_Items_
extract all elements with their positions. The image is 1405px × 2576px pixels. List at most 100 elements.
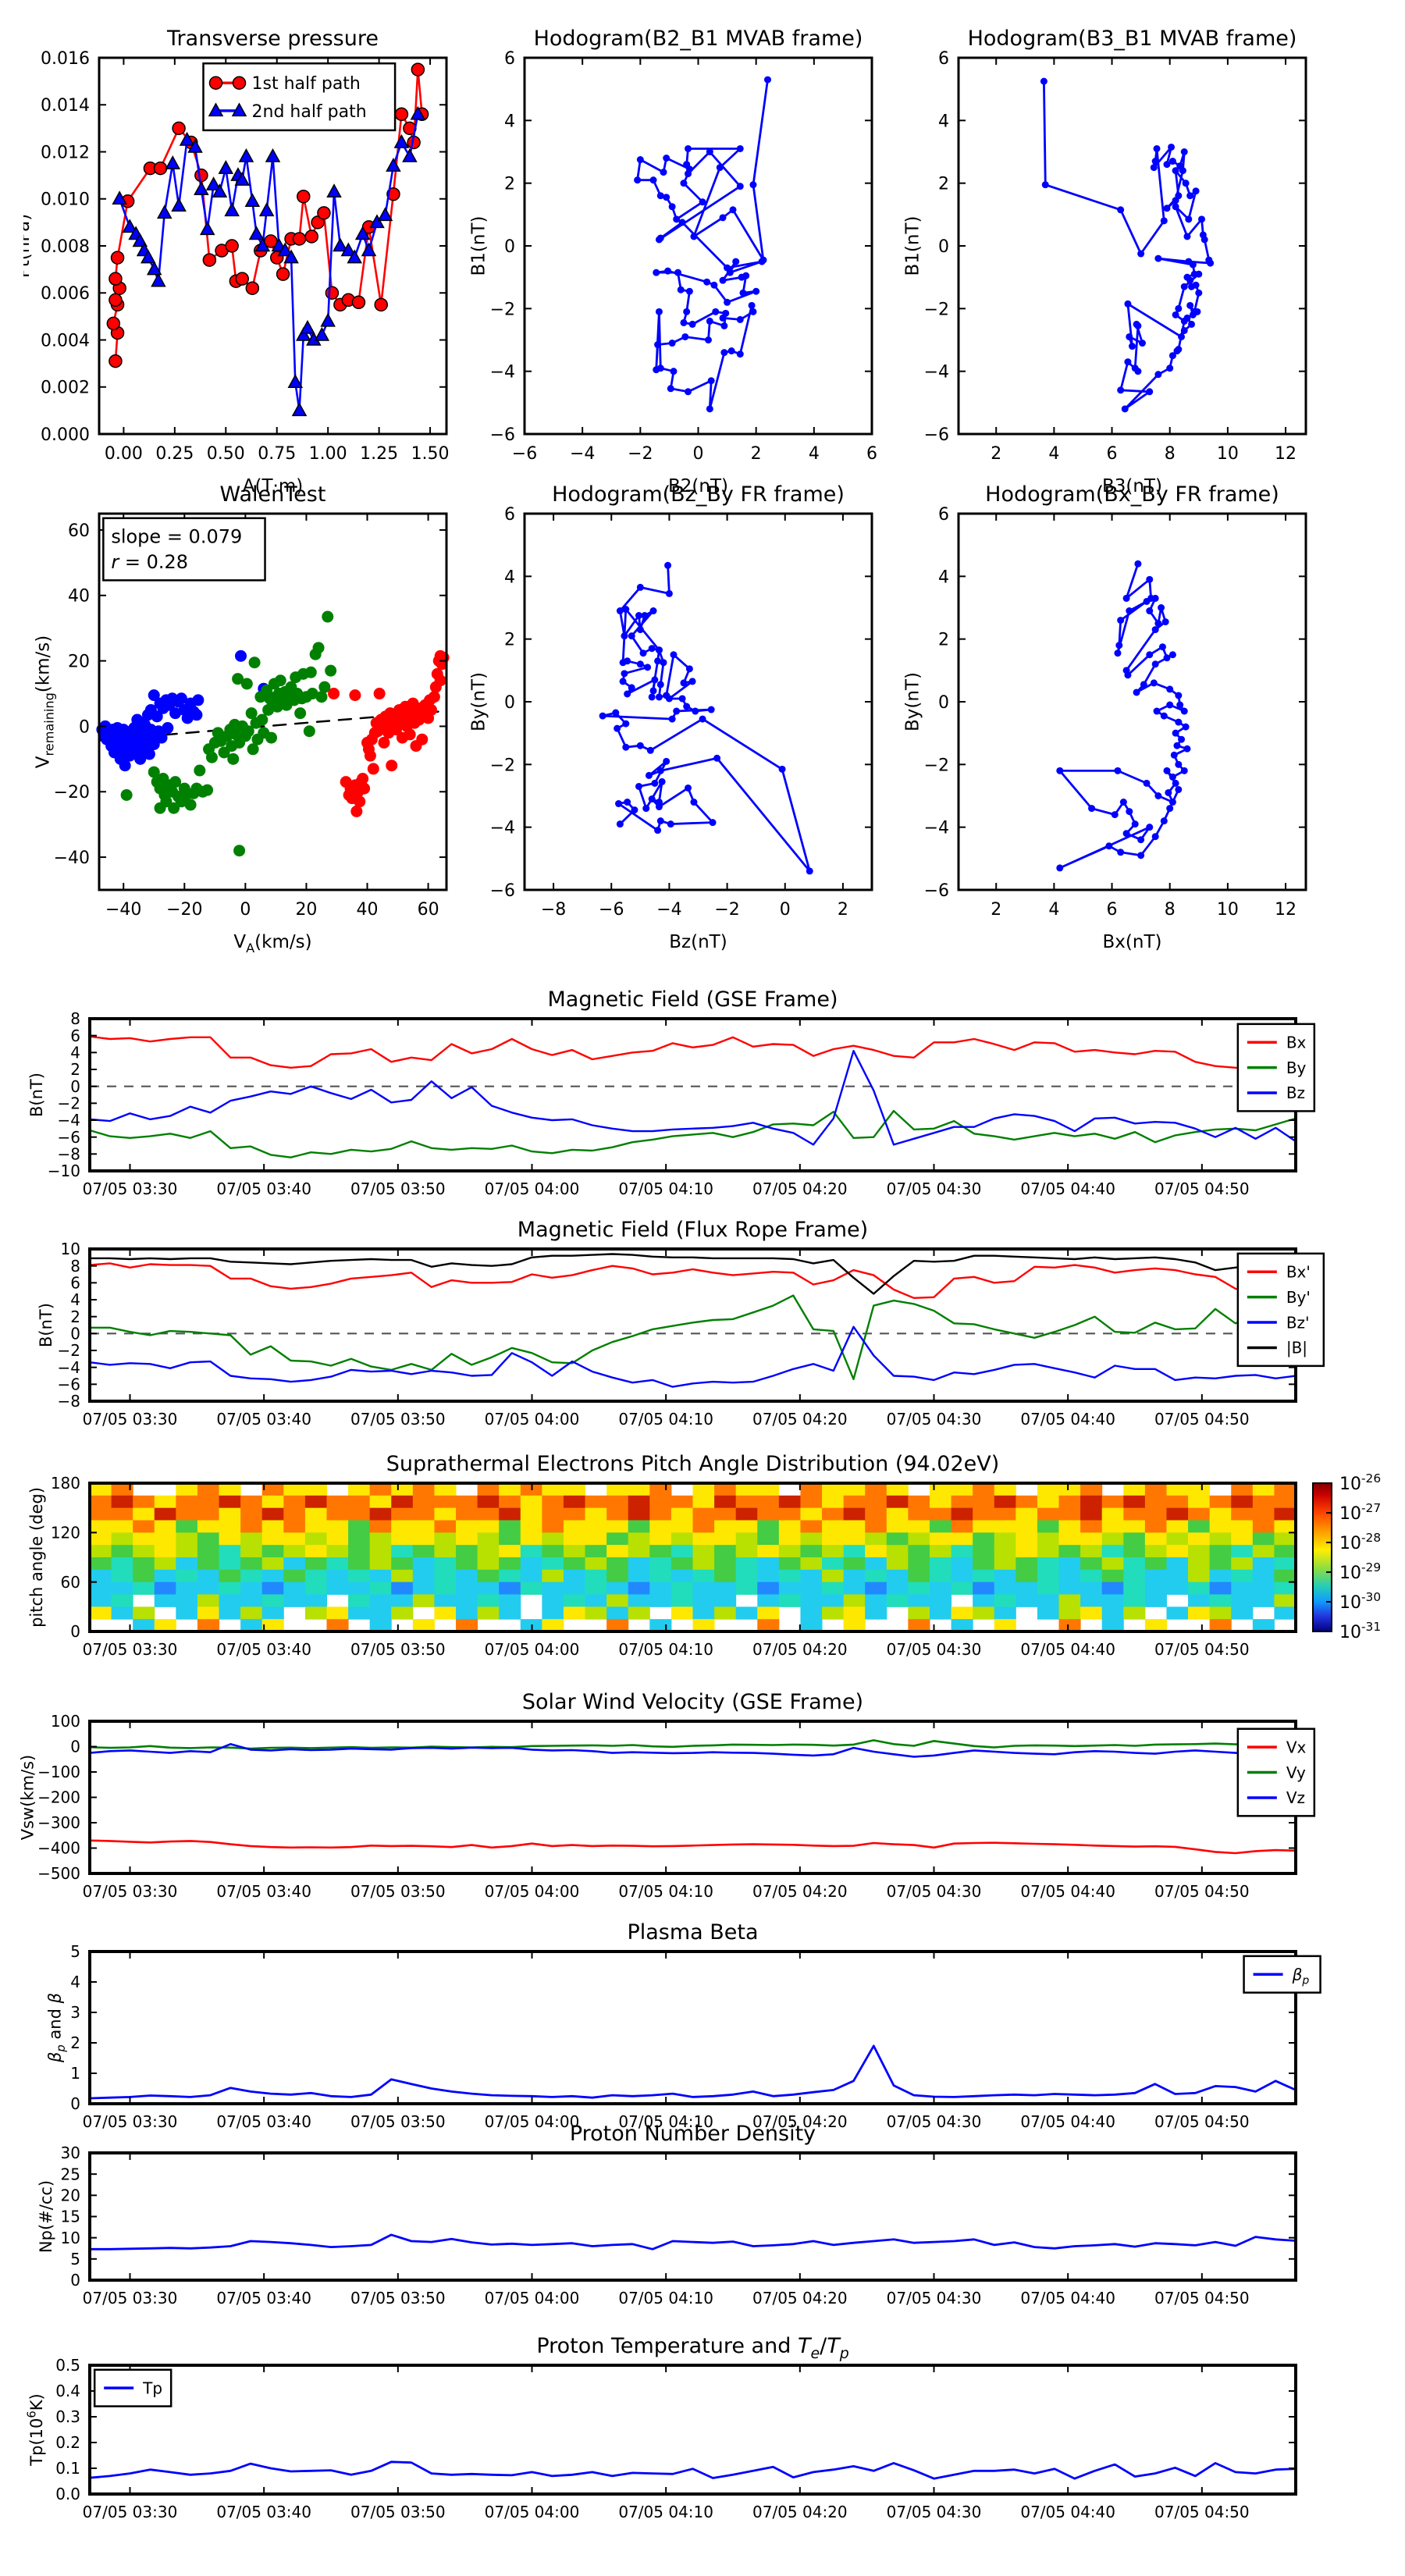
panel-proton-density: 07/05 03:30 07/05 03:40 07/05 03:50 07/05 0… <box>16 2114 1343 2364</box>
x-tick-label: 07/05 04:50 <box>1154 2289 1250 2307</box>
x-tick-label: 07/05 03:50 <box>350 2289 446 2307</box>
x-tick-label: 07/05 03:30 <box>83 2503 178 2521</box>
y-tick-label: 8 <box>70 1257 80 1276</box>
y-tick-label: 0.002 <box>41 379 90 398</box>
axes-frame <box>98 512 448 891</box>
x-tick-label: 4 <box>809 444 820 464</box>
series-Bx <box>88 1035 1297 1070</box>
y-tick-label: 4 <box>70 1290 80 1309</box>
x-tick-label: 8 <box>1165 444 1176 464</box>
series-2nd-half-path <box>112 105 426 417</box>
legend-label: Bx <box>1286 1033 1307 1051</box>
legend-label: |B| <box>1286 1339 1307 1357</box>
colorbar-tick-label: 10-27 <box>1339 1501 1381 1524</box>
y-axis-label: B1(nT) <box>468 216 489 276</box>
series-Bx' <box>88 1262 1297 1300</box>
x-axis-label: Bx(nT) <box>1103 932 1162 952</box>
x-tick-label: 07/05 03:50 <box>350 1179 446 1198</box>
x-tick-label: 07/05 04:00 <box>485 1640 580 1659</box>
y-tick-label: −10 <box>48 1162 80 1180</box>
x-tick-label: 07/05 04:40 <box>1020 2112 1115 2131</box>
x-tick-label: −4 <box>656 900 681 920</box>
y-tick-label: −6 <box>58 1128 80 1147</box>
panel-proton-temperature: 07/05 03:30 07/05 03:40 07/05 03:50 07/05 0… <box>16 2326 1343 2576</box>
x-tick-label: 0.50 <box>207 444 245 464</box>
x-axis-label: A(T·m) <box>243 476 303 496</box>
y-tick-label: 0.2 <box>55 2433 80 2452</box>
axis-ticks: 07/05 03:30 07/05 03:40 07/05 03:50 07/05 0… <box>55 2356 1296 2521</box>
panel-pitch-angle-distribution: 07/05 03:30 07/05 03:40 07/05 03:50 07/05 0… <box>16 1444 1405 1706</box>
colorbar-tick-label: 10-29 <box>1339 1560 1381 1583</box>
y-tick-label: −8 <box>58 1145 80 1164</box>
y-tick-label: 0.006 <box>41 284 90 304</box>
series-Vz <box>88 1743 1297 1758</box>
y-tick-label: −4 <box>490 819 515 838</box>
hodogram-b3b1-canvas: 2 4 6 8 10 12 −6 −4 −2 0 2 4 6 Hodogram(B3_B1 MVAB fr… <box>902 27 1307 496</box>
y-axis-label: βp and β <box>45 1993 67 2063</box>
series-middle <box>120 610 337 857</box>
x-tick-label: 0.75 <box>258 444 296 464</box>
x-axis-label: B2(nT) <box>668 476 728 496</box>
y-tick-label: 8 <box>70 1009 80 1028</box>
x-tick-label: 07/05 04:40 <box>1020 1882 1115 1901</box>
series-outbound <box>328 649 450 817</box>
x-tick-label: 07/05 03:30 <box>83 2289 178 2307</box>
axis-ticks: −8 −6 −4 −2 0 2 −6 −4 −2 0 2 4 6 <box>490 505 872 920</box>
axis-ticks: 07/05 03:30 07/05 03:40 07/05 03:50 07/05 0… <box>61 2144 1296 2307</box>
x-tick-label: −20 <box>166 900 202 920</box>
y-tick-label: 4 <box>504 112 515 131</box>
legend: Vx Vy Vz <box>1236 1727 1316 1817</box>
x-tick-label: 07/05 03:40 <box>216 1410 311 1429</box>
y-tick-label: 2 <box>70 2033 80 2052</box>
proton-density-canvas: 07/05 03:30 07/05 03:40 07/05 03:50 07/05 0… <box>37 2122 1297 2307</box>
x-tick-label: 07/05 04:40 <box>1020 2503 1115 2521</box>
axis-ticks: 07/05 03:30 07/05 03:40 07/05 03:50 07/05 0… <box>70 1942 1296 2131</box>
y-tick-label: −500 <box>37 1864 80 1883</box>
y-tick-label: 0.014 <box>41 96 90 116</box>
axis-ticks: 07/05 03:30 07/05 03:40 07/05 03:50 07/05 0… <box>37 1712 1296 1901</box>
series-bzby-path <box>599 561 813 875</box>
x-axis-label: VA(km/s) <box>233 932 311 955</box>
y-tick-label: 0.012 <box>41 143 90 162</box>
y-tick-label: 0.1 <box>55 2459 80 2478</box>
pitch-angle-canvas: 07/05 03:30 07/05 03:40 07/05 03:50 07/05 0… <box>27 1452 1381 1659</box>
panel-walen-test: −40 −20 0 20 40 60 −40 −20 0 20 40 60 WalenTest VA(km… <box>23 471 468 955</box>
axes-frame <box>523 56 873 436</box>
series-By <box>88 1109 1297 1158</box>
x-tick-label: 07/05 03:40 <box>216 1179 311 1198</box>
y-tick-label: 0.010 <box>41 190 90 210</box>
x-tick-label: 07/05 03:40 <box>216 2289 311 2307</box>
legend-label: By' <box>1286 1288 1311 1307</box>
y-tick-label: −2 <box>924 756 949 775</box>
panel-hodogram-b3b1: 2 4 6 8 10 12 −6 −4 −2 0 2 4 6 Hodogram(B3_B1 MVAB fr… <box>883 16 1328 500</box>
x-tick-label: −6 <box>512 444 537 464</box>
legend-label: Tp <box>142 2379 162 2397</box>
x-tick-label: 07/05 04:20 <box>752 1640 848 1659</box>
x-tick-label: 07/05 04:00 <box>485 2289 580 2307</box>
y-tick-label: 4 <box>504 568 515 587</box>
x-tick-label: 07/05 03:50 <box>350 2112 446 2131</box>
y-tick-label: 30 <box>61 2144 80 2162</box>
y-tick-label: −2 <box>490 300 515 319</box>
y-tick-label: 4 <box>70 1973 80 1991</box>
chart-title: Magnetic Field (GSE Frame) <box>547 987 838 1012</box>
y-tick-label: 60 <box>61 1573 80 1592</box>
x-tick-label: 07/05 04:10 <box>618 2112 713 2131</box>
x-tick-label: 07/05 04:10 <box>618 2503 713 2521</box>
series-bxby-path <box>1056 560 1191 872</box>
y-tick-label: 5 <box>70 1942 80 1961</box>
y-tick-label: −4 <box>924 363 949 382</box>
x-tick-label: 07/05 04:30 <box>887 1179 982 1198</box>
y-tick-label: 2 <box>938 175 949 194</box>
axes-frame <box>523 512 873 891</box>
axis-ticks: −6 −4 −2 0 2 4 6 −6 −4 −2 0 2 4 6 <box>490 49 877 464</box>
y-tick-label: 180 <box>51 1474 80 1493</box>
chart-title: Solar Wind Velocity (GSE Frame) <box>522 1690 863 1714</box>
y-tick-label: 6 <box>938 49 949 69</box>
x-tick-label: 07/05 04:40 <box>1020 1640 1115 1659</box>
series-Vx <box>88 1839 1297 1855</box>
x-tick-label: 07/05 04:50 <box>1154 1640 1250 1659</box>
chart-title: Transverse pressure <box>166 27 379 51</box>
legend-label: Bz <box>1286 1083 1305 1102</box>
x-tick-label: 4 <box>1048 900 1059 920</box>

_Your task_
Rewrite every line of the entries above, substituting "legend-item" for each occurrence of "legend-label" and leaving everything else as it is. Omit the pictures.

_Completed task_
extract all elements with their positions. The image is 1405px × 2576px pixels. List at most 100 elements.
panel-proton-density: 07/05 03:30 07/05 03:40 07/05 03:50 07/05 0… <box>16 2114 1343 2364</box>
x-tick-label: 07/05 04:50 <box>1154 2289 1250 2307</box>
x-tick-label: 07/05 03:50 <box>350 2289 446 2307</box>
x-tick-label: 07/05 03:30 <box>83 2503 178 2521</box>
y-tick-label: 8 <box>70 1257 80 1276</box>
y-tick-label: 0.002 <box>41 379 90 398</box>
axes-frame <box>98 512 448 891</box>
x-tick-label: 4 <box>809 444 820 464</box>
series-Bx <box>88 1035 1297 1070</box>
y-tick-label: 4 <box>70 1290 80 1309</box>
x-tick-label: 8 <box>1165 444 1176 464</box>
series-2nd-half-path <box>112 105 426 417</box>
legend-item: Bx <box>1286 1033 1307 1051</box>
legend-item: |B| <box>1286 1339 1307 1357</box>
colorbar-tick-label: 10-27 <box>1339 1501 1381 1524</box>
y-axis-label: B1(nT) <box>468 216 489 276</box>
series-Bx' <box>88 1262 1297 1300</box>
x-axis-label: Bx(nT) <box>1103 932 1162 952</box>
x-tick-label: 07/05 03:50 <box>350 1179 446 1198</box>
x-tick-label: 07/05 04:00 <box>485 1640 580 1659</box>
y-tick-label: −10 <box>48 1162 80 1180</box>
x-tick-label: 07/05 04:40 <box>1020 2112 1115 2131</box>
x-tick-label: −4 <box>656 900 681 920</box>
y-tick-label: −6 <box>58 1128 80 1147</box>
panel-proton-temperature: 07/05 03:30 07/05 03:40 07/05 03:50 07/05 0… <box>16 2326 1343 2576</box>
x-tick-label: 0.50 <box>207 444 245 464</box>
x-axis-label: A(T·m) <box>243 476 303 496</box>
y-tick-label: 0.2 <box>55 2433 80 2452</box>
axis-ticks: 07/05 03:30 07/05 03:40 07/05 03:50 07/05 0… <box>55 2356 1296 2521</box>
panel-pitch-angle-distribution: 07/05 03:30 07/05 03:40 07/05 03:50 07/05 0… <box>16 1444 1405 1706</box>
colorbar-tick-label: 10-29 <box>1339 1560 1381 1583</box>
y-tick-label: −8 <box>58 1145 80 1164</box>
y-tick-label: 0.006 <box>41 284 90 304</box>
series-Vz <box>88 1743 1297 1758</box>
y-tick-label: −4 <box>490 819 515 838</box>
hodogram-b3b1-canvas: 2 4 6 8 10 12 −6 −4 −2 0 2 4 6 Hodogram(B3_B1 MVAB fr… <box>902 27 1307 496</box>
y-axis-label: βp and β <box>45 1993 67 2063</box>
series-middle <box>120 610 337 857</box>
x-tick-label: 0.75 <box>258 444 296 464</box>
x-axis-label: B2(nT) <box>668 476 728 496</box>
y-tick-label: 8 <box>70 1009 80 1028</box>
x-tick-label: 07/05 04:40 <box>1020 1882 1115 1901</box>
series-outbound <box>328 649 450 817</box>
x-tick-label: 07/05 03:30 <box>83 2289 178 2307</box>
axis-ticks: −8 −6 −4 −2 0 2 −6 −4 −2 0 2 4 6 <box>490 505 872 920</box>
axis-ticks: 07/05 03:30 07/05 03:40 07/05 03:50 07/05 0… <box>61 2144 1296 2307</box>
x-tick-label: −20 <box>166 900 202 920</box>
y-tick-label: 4 <box>504 112 515 131</box>
legend: Vx Vy Vz <box>1236 1727 1316 1817</box>
x-tick-label: 07/05 03:40 <box>216 1410 311 1429</box>
y-tick-label: 2 <box>70 2033 80 2052</box>
proton-density-canvas: 07/05 03:30 07/05 03:40 07/05 03:50 07/05 0… <box>37 2122 1297 2307</box>
x-tick-label: 07/05 04:40 <box>1020 2503 1115 2521</box>
axis-ticks: 07/05 03:30 07/05 03:40 07/05 03:50 07/05 0… <box>70 1942 1296 2131</box>
y-tick-label: −500 <box>37 1864 80 1883</box>
y-tick-label: 0.014 <box>41 96 90 116</box>
axis-ticks: 07/05 03:30 07/05 03:40 07/05 03:50 07/05 0… <box>37 1712 1296 1901</box>
series-bzby-path <box>599 561 813 875</box>
x-axis-label: VA(km/s) <box>233 932 311 955</box>
y-tick-label: 0.012 <box>41 143 90 162</box>
y-tick-label: 0.1 <box>55 2459 80 2478</box>
pitch-angle-canvas: 07/05 03:30 07/05 03:40 07/05 03:50 07/05 0… <box>27 1452 1381 1659</box>
panel-walen-test: −40 −20 0 20 40 60 −40 −20 0 20 40 60 WalenTest VA(km… <box>23 471 468 955</box>
axes-frame <box>523 56 873 436</box>
series-By <box>88 1109 1297 1158</box>
x-tick-label: 07/05 03:40 <box>216 1179 311 1198</box>
y-tick-label: 0.010 <box>41 190 90 210</box>
x-tick-label: 07/05 03:40 <box>216 2289 311 2307</box>
legend-item: By' <box>1286 1288 1311 1307</box>
y-tick-label: −2 <box>924 756 949 775</box>
panel-hodogram-b3b1: 2 4 6 8 10 12 −6 −4 −2 0 2 4 6 Hodogram(B3_B1 MVAB fr… <box>883 16 1328 500</box>
x-tick-label: −6 <box>512 444 537 464</box>
legend-item: Tp <box>142 2379 162 2397</box>
x-tick-label: 07/05 04:20 <box>752 1640 848 1659</box>
x-tick-label: 07/05 04:00 <box>485 2289 580 2307</box>
y-tick-label: 4 <box>504 568 515 587</box>
x-tick-label: 07/05 03:50 <box>350 2112 446 2131</box>
y-tick-label: 30 <box>61 2144 80 2162</box>
y-tick-label: −2 <box>490 300 515 319</box>
y-tick-label: 4 <box>70 1973 80 1991</box>
chart-title: Magnetic Field (GSE Frame) <box>547 987 838 1012</box>
y-tick-label: 60 <box>61 1573 80 1592</box>
x-tick-label: 07/05 04:10 <box>618 2112 713 2131</box>
x-tick-label: 07/05 04:10 <box>618 2503 713 2521</box>
series-bxby-path <box>1056 560 1191 872</box>
y-tick-label: 5 <box>70 1942 80 1961</box>
y-tick-label: −4 <box>924 363 949 382</box>
x-tick-label: 07/05 04:30 <box>887 1179 982 1198</box>
y-tick-label: 2 <box>938 175 949 194</box>
axes-frame <box>523 512 873 891</box>
axis-ticks: −6 −4 −2 0 2 4 6 −6 −4 −2 0 2 4 6 <box>490 49 877 464</box>
y-tick-label: 180 <box>51 1474 80 1493</box>
chart-title: Solar Wind Velocity (GSE Frame) <box>522 1690 863 1714</box>
y-tick-label: 6 <box>938 49 949 69</box>
x-tick-label: 07/05 04:40 <box>1020 1640 1115 1659</box>
series-Vx <box>88 1839 1297 1855</box>
x-tick-label: 07/05 04:50 <box>1154 1640 1250 1659</box>
chart-title: Transverse pressure <box>166 27 379 51</box>
legend-item: Bz <box>1286 1083 1305 1102</box>
x-tick-label: 4 <box>1048 900 1059 920</box>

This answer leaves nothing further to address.